WHAT THE EXERCISE ASKS.
Reproduce all lines of the listing below in which the word "this" occurs.

RECORD EXCERPTS.
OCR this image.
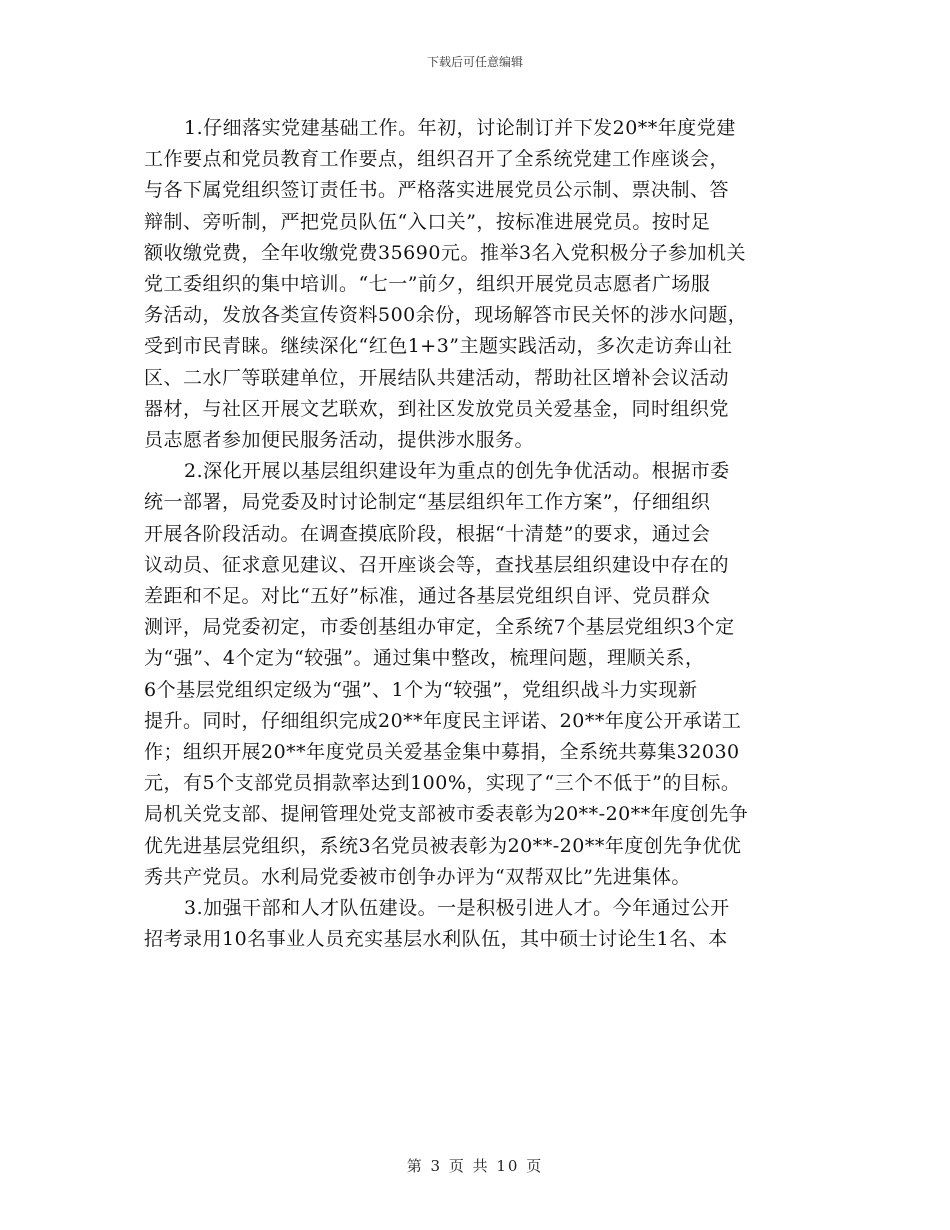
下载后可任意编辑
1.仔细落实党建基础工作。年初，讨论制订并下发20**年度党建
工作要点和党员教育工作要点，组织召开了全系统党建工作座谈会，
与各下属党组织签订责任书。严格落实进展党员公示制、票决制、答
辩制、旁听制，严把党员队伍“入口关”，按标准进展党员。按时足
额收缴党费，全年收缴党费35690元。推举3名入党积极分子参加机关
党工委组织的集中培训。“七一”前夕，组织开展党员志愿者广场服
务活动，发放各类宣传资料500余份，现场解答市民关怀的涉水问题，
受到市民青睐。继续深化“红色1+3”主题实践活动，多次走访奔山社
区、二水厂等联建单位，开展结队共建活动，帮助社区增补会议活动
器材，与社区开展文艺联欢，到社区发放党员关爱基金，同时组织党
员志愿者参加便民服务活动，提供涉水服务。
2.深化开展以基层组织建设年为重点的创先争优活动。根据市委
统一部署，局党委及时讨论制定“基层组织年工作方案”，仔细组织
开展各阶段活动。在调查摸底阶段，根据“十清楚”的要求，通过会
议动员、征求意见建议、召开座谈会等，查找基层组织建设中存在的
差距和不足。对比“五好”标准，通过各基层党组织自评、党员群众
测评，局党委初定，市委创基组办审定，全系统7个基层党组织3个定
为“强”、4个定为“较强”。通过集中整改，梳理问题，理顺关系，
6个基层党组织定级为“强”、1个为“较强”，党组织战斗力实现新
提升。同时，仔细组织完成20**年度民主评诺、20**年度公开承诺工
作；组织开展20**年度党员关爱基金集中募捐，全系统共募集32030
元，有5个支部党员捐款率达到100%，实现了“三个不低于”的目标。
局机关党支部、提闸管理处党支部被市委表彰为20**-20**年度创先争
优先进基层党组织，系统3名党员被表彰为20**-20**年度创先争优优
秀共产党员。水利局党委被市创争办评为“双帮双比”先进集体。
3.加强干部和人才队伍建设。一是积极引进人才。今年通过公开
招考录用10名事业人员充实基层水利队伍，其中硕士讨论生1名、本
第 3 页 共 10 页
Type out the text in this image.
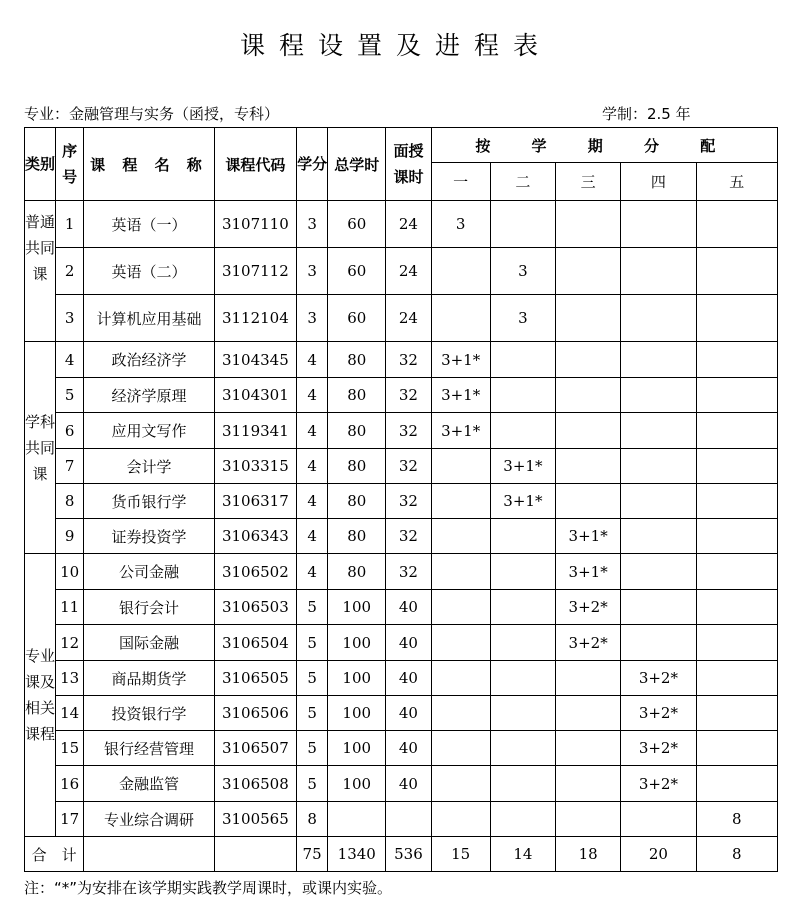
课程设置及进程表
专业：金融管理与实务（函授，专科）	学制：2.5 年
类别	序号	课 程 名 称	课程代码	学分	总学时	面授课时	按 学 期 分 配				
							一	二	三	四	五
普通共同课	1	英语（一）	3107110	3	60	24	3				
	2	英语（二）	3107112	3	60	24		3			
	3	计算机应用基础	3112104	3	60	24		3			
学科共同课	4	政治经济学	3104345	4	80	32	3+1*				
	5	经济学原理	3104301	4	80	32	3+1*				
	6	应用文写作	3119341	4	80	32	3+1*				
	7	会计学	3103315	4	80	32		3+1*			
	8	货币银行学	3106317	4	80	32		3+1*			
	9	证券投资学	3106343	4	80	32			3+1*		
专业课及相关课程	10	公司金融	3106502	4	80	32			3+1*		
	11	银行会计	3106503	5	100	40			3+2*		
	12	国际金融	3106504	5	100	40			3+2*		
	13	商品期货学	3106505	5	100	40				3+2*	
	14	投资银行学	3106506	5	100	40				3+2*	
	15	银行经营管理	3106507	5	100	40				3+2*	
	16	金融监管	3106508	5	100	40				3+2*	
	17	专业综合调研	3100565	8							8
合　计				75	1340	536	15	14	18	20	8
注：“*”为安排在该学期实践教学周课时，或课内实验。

RESULT OF THE TASK.
OCR this image.
Type out the text in this image.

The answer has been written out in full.